DATA LINES:
══════════════════════════════
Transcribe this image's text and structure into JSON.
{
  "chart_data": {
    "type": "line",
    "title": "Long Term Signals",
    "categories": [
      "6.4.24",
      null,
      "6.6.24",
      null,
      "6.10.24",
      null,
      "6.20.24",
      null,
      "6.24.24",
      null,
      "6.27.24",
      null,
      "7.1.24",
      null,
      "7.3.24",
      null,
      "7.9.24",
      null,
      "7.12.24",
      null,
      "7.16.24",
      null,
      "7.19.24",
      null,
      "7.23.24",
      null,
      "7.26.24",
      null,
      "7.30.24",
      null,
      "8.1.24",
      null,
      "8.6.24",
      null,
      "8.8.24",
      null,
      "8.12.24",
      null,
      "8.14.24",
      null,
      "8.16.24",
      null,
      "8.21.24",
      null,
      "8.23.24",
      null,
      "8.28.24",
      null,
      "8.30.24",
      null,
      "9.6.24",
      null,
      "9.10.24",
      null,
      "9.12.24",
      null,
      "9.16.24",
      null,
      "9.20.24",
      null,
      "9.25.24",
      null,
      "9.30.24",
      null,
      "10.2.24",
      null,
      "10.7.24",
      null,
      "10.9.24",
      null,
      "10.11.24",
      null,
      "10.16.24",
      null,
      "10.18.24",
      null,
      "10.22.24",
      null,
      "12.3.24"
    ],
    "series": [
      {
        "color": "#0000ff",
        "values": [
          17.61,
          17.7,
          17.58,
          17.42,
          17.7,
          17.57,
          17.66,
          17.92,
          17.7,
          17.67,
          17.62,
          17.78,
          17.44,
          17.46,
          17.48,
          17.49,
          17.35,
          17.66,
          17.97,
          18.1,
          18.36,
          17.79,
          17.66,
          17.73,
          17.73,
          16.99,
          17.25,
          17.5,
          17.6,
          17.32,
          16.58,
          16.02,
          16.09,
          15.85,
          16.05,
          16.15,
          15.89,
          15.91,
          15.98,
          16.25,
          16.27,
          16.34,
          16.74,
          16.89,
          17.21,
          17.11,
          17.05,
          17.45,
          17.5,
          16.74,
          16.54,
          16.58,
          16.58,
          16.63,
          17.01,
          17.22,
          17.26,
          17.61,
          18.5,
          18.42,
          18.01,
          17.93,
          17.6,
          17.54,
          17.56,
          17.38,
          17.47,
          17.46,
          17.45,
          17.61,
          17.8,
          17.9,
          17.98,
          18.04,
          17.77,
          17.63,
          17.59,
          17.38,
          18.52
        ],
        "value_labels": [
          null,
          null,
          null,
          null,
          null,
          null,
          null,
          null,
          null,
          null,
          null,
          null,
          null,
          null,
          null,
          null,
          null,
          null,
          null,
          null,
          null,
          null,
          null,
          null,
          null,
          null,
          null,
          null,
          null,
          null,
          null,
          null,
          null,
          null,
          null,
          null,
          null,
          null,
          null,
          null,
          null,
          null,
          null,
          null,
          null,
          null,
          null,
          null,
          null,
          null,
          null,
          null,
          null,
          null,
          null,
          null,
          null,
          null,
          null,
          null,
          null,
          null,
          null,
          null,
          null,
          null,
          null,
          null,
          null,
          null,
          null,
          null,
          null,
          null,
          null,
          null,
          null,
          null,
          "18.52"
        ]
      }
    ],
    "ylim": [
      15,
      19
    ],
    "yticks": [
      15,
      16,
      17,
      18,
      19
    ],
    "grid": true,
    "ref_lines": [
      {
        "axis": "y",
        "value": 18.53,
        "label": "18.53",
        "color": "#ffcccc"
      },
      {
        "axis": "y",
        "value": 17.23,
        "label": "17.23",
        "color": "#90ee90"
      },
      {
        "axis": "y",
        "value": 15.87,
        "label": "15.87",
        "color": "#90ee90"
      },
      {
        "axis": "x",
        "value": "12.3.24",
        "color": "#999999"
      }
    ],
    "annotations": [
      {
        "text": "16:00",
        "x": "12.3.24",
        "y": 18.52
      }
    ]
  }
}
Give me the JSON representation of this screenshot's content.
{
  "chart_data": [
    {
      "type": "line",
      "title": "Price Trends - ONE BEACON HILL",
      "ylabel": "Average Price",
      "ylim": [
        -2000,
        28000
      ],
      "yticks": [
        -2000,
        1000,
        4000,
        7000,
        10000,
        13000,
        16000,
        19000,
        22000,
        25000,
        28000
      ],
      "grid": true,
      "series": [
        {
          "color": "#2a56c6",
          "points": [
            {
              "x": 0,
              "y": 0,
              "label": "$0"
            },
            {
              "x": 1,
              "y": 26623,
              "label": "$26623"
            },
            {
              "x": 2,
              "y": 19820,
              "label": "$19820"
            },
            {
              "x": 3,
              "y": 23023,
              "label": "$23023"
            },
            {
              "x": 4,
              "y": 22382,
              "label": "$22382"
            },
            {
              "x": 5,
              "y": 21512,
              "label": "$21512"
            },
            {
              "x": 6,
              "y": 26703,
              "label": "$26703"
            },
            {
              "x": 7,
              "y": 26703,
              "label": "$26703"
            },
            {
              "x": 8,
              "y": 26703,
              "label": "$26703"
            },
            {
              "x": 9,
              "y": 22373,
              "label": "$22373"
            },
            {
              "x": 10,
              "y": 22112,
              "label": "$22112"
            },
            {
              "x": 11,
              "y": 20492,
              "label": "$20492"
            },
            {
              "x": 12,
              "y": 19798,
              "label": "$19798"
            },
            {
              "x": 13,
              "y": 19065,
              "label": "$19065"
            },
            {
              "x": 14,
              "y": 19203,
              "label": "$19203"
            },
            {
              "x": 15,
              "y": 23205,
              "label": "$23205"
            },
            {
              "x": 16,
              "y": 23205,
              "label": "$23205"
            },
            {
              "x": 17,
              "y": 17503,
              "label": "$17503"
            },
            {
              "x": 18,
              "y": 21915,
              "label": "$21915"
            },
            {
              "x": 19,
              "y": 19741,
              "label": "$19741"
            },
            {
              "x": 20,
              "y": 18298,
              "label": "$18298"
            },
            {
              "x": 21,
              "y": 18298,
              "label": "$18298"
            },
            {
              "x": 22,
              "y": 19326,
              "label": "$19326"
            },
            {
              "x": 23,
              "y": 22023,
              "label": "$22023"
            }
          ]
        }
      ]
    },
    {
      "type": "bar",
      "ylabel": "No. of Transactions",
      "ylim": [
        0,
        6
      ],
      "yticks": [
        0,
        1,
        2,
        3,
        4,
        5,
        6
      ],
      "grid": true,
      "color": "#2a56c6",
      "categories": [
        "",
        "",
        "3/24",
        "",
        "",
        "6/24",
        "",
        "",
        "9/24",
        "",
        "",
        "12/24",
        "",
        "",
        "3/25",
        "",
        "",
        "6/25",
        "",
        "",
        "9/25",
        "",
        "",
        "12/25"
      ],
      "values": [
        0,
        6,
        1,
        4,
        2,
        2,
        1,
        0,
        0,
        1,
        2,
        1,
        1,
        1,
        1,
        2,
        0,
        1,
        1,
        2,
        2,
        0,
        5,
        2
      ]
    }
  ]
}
══════════════════════════════
WHAT THE EXERCISE ASKS: Count how many lines in the data above hold the string "this", and give the number with no other words.

RESPONSE TO THE EXERCISE: 2